▸ GIVEN RECORDS
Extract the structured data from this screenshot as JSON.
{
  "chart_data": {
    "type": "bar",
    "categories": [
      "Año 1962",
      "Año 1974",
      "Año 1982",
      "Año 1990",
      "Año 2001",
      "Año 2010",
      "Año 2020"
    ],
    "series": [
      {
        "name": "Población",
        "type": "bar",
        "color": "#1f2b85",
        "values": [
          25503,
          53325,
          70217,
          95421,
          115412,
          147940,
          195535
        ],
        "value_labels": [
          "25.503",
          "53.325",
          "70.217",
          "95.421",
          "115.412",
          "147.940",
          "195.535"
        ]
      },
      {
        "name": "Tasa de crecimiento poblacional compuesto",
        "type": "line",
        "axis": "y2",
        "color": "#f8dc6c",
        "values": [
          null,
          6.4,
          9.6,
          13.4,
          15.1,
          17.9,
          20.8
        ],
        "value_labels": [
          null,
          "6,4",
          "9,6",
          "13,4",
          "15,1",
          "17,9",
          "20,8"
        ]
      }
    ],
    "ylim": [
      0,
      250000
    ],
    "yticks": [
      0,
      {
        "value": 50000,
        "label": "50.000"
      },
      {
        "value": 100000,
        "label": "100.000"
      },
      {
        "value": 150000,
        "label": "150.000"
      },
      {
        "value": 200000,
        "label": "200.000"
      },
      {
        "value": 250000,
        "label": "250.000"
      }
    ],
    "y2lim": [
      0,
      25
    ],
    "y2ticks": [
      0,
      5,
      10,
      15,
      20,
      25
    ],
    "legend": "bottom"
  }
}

▸ BRIEF
Produce a verbatim transcription of the entries above.

▸ RIGHT ANSWER
Extract the structured data from this screenshot as JSON.
{
  "chart_data": {
    "type": "bar",
    "categories": [
      "Año 1962",
      "Año 1974",
      "Año 1982",
      "Año 1990",
      "Año 2001",
      "Año 2010",
      "Año 2020"
    ],
    "series": [
      {
        "name": "Población",
        "type": "bar",
        "color": "#1f2b85",
        "values": [
          25503,
          53325,
          70217,
          95421,
          115412,
          147940,
          195535
        ],
        "value_labels": [
          "25.503",
          "53.325",
          "70.217",
          "95.421",
          "115.412",
          "147.940",
          "195.535"
        ]
      },
      {
        "name": "Tasa de crecimiento poblacional compuesto",
        "type": "line",
        "axis": "y2",
        "color": "#f8dc6c",
        "values": [
          null,
          6.4,
          9.6,
          13.4,
          15.1,
          17.9,
          20.8
        ],
        "value_labels": [
          null,
          "6,4",
          "9,6",
          "13,4",
          "15,1",
          "17,9",
          "20,8"
        ]
      }
    ],
    "ylim": [
      0,
      250000
    ],
    "yticks": [
      0,
      {
        "value": 50000,
        "label": "50.000"
      },
      {
        "value": 100000,
        "label": "100.000"
      },
      {
        "value": 150000,
        "label": "150.000"
      },
      {
        "value": 200000,
        "label": "200.000"
      },
      {
        "value": 250000,
        "label": "250.000"
      }
    ],
    "y2lim": [
      0,
      25
    ],
    "y2ticks": [
      0,
      5,
      10,
      15,
      20,
      25
    ],
    "legend": "bottom"
  }
}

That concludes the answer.